Element data from apps and pages
--- START ---

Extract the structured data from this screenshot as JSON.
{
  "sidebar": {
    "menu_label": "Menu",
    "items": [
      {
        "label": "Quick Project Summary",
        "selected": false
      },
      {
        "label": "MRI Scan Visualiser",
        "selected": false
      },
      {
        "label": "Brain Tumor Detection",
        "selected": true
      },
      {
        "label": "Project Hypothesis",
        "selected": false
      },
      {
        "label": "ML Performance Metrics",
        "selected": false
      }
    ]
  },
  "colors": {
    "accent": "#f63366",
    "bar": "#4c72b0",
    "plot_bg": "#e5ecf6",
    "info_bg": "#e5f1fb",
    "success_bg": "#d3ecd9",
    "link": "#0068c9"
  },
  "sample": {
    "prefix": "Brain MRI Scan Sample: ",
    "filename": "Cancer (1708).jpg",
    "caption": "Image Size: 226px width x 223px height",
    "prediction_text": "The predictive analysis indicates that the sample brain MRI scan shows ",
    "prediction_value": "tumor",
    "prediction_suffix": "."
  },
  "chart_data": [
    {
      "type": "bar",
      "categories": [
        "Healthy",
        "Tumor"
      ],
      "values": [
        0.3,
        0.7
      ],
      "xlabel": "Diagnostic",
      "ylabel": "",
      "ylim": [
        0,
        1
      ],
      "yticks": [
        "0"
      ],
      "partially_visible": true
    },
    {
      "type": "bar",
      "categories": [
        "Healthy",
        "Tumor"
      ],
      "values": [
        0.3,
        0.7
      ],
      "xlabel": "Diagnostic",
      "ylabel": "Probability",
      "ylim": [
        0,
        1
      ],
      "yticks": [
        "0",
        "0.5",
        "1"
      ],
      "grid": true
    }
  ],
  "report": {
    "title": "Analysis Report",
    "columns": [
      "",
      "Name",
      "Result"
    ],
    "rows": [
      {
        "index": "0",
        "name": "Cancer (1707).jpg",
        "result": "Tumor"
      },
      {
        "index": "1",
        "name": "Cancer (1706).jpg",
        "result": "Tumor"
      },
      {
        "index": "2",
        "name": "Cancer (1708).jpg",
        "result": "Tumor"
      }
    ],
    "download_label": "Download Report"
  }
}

--- END ---

◆ WHAT TO DO ◆
The entries above must be transcribed word for word.

◆ SOLUTION ◆
Extract the structured data from this screenshot as JSON.
{
  "sidebar": {
    "menu_label": "Menu",
    "items": [
      {
        "label": "Quick Project Summary",
        "selected": false
      },
      {
        "label": "MRI Scan Visualiser",
        "selected": false
      },
      {
        "label": "Brain Tumor Detection",
        "selected": true
      },
      {
        "label": "Project Hypothesis",
        "selected": false
      },
      {
        "label": "ML Performance Metrics",
        "selected": false
      }
    ]
  },
  "colors": {
    "accent": "#f63366",
    "bar": "#4c72b0",
    "plot_bg": "#e5ecf6",
    "info_bg": "#e5f1fb",
    "success_bg": "#d3ecd9",
    "link": "#0068c9"
  },
  "sample": {
    "prefix": "Brain MRI Scan Sample: ",
    "filename": "Cancer (1708).jpg",
    "caption": "Image Size: 226px width x 223px height",
    "prediction_text": "The predictive analysis indicates that the sample brain MRI scan shows ",
    "prediction_value": "tumor",
    "prediction_suffix": "."
  },
  "chart_data": [
    {
      "type": "bar",
      "categories": [
        "Healthy",
        "Tumor"
      ],
      "values": [
        0.3,
        0.7
      ],
      "xlabel": "Diagnostic",
      "ylabel": "",
      "ylim": [
        0,
        1
      ],
      "yticks": [
        "0"
      ],
      "partially_visible": true
    },
    {
      "type": "bar",
      "categories": [
        "Healthy",
        "Tumor"
      ],
      "values": [
        0.3,
        0.7
      ],
      "xlabel": "Diagnostic",
      "ylabel": "Probability",
      "ylim": [
        0,
        1
      ],
      "yticks": [
        "0",
        "0.5",
        "1"
      ],
      "grid": true
    }
  ],
  "report": {
    "title": "Analysis Report",
    "columns": [
      "",
      "Name",
      "Result"
    ],
    "rows": [
      {
        "index": "0",
        "name": "Cancer (1707).jpg",
        "result": "Tumor"
      },
      {
        "index": "1",
        "name": "Cancer (1706).jpg",
        "result": "Tumor"
      },
      {
        "index": "2",
        "name": "Cancer (1708).jpg",
        "result": "Tumor"
      }
    ],
    "download_label": "Download Report"
  }
}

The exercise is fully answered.